Recorded data
========

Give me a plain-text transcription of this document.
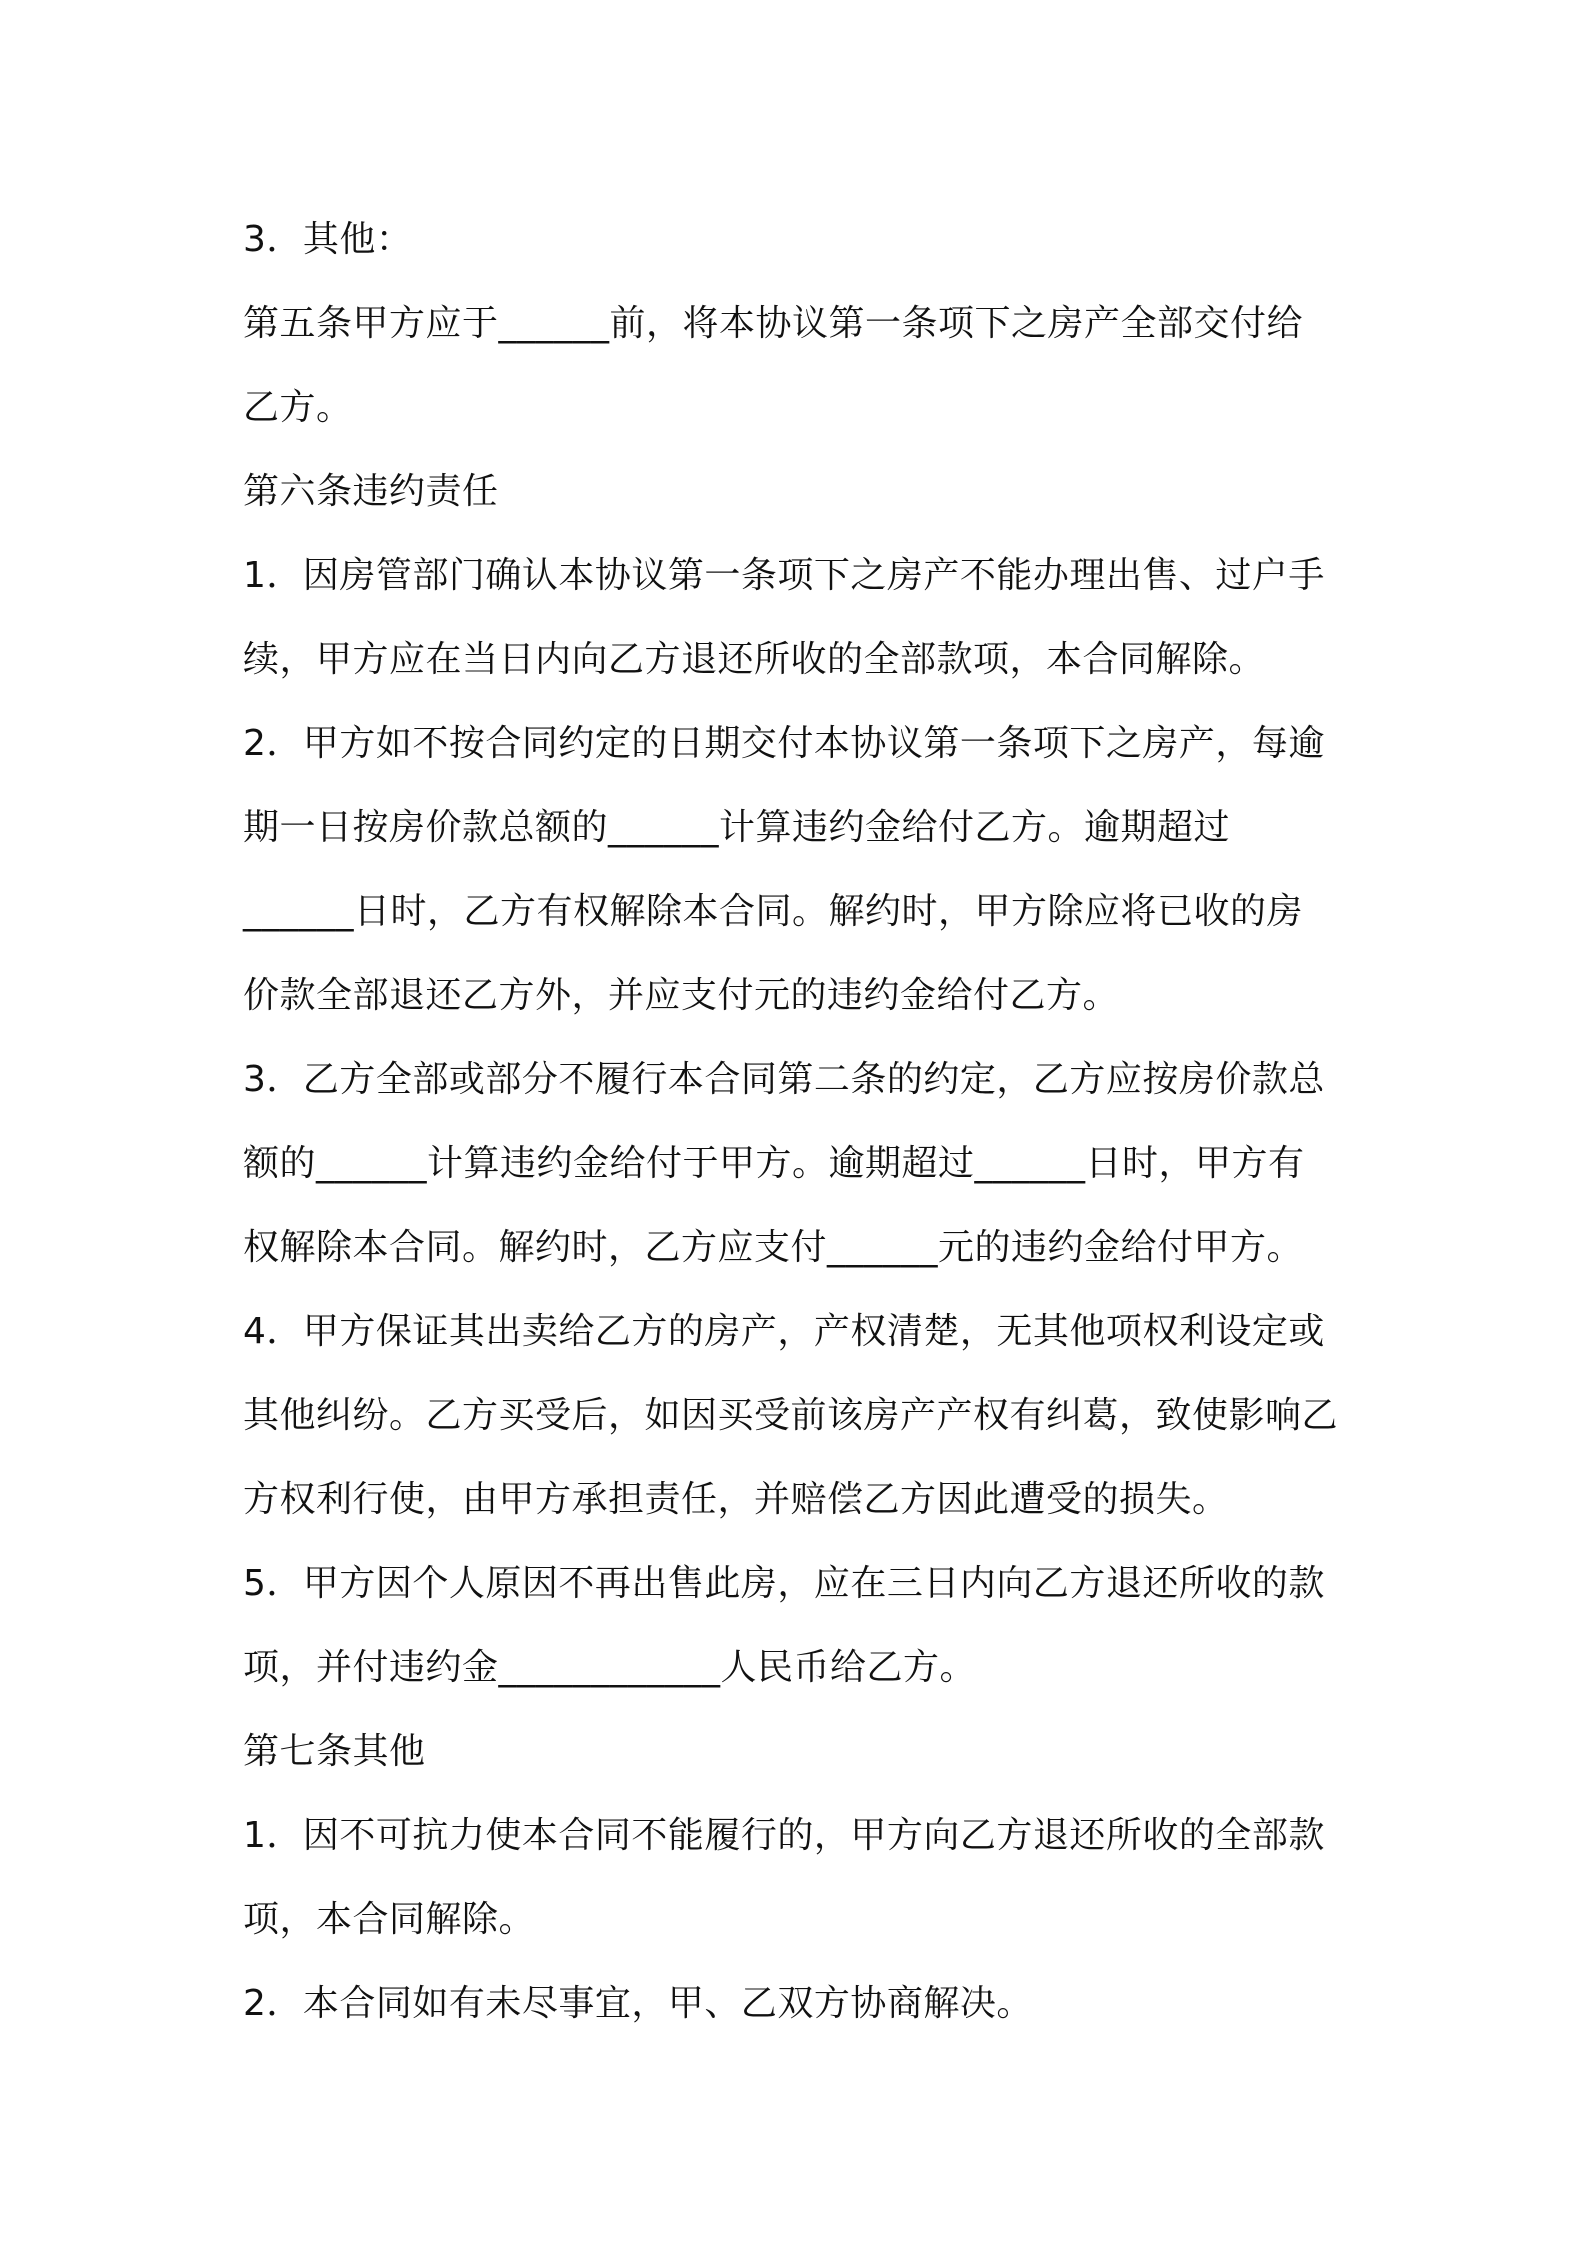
3．其他：

第五条甲方应于______前，将本协议第一条项下之房产全部交付给

乙方。

第六条违约责任

1．因房管部门确认本协议第一条项下之房产不能办理出售、过户手

续，甲方应在当日内向乙方退还所收的全部款项，本合同解除。

2．甲方如不按合同约定的日期交付本协议第一条项下之房产，每逾

期一日按房价款总额的______计算违约金给付乙方。逾期超过

______日时，乙方有权解除本合同。解约时，甲方除应将已收的房

价款全部退还乙方外，并应支付元的违约金给付乙方。

3．乙方全部或部分不履行本合同第二条的约定，乙方应按房价款总

额的______计算违约金给付于甲方。逾期超过______日时，甲方有

权解除本合同。解约时，乙方应支付______元的违约金给付甲方。

4．甲方保证其出卖给乙方的房产，产权清楚，无其他项权利设定或

其他纠纷。乙方买受后，如因买受前该房产产权有纠葛，致使影响乙

方权利行使，由甲方承担责任，并赔偿乙方因此遭受的损失。

5．甲方因个人原因不再出售此房，应在三日内向乙方退还所收的款

项，并付违约金____________人民币给乙方。

第七条其他

1．因不可抗力使本合同不能履行的，甲方向乙方退还所收的全部款

项，本合同解除。

2．本合同如有未尽事宜，甲、乙双方协商解决。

========

▸ Objective: Return each line of the listing that holds the string "本合同解除".

▸ Task response:
续，甲方应在当日内向乙方退还所收的全部款项，本合同解除。
项，本合同解除。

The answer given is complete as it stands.